▸ **Problem requirements**: Reproduce all entries precisely as they are written.

Recorded data:
---
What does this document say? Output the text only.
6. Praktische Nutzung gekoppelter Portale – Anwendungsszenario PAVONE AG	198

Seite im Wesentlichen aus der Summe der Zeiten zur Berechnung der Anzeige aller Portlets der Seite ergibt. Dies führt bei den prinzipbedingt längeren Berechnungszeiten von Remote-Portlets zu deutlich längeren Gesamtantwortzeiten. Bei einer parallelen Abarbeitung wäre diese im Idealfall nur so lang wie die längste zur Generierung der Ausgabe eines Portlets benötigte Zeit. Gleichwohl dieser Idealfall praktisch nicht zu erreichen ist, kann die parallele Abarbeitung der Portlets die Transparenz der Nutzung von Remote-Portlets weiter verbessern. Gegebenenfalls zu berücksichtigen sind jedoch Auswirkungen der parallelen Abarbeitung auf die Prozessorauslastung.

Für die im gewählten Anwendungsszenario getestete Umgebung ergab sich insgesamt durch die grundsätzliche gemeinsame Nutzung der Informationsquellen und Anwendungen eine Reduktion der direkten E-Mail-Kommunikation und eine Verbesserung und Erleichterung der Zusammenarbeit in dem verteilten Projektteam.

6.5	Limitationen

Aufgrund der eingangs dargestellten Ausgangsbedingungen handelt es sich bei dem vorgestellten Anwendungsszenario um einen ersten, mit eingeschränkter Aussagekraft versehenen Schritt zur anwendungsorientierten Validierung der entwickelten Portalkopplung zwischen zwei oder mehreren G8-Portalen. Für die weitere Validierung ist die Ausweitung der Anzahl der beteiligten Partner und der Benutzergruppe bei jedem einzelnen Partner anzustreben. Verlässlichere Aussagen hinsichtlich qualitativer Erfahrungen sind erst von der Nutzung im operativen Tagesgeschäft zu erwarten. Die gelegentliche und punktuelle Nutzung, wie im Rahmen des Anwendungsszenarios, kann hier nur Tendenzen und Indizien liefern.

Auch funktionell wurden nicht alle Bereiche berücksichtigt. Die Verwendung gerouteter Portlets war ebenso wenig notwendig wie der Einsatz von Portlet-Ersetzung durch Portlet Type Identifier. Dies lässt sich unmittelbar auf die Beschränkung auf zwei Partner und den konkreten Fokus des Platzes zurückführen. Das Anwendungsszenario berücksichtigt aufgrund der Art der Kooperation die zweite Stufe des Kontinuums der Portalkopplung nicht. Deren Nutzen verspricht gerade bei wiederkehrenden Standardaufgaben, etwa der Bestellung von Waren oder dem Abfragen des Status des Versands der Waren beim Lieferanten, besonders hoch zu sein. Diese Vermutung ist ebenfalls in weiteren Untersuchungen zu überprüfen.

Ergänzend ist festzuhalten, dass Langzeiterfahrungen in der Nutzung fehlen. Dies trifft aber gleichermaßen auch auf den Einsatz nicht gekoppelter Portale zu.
---
▸ **Expected answer**:
What does this document say? Output the text only.
6. Praktische Nutzung gekoppelter Portale – Anwendungsszenario PAVONE AG	198

Seite im Wesentlichen aus der Summe der Zeiten zur Berechnung der Anzeige aller Portlets der Seite ergibt. Dies führt bei den prinzipbedingt längeren Berechnungszeiten von Remote-Portlets zu deutlich längeren Gesamtantwortzeiten. Bei einer parallelen Abarbeitung wäre diese im Idealfall nur so lang wie die längste zur Generierung der Ausgabe eines Portlets benötigte Zeit. Gleichwohl dieser Idealfall praktisch nicht zu erreichen ist, kann die parallele Abarbeitung der Portlets die Transparenz der Nutzung von Remote-Portlets weiter verbessern. Gegebenenfalls zu berücksichtigen sind jedoch Auswirkungen der parallelen Abarbeitung auf die Prozessorauslastung.

Für die im gewählten Anwendungsszenario getestete Umgebung ergab sich insgesamt durch die grundsätzliche gemeinsame Nutzung der Informationsquellen und Anwendungen eine Reduktion der direkten E-Mail-Kommunikation und eine Verbesserung und Erleichterung der Zusammenarbeit in dem verteilten Projektteam.

6.5	Limitationen

Aufgrund der eingangs dargestellten Ausgangsbedingungen handelt es sich bei dem vorgestellten Anwendungsszenario um einen ersten, mit eingeschränkter Aussagekraft versehenen Schritt zur anwendungsorientierten Validierung der entwickelten Portalkopplung zwischen zwei oder mehreren G8-Portalen. Für die weitere Validierung ist die Ausweitung der Anzahl der beteiligten Partner und der Benutzergruppe bei jedem einzelnen Partner anzustreben. Verlässlichere Aussagen hinsichtlich qualitativer Erfahrungen sind erst von der Nutzung im operativen Tagesgeschäft zu erwarten. Die gelegentliche und punktuelle Nutzung, wie im Rahmen des Anwendungsszenarios, kann hier nur Tendenzen und Indizien liefern.

Auch funktionell wurden nicht alle Bereiche berücksichtigt. Die Verwendung gerouteter Portlets war ebenso wenig notwendig wie der Einsatz von Portlet-Ersetzung durch Portlet Type Identifier. Dies lässt sich unmittelbar auf die Beschränkung auf zwei Partner und den konkreten Fokus des Platzes zurückführen. Das Anwendungsszenario berücksichtigt aufgrund der Art der Kooperation die zweite Stufe des Kontinuums der Portalkopplung nicht. Deren Nutzen verspricht gerade bei wiederkehrenden Standardaufgaben, etwa der Bestellung von Waren oder dem Abfragen des Status des Versands der Waren beim Lieferanten, besonders hoch zu sein. Diese Vermutung ist ebenfalls in weiteren Untersuchungen zu überprüfen.

Ergänzend ist festzuhalten, dass Langzeiterfahrungen in der Nutzung fehlen. Dies trifft aber gleichermaßen auch auf den Einsatz nicht gekoppelter Portale zu.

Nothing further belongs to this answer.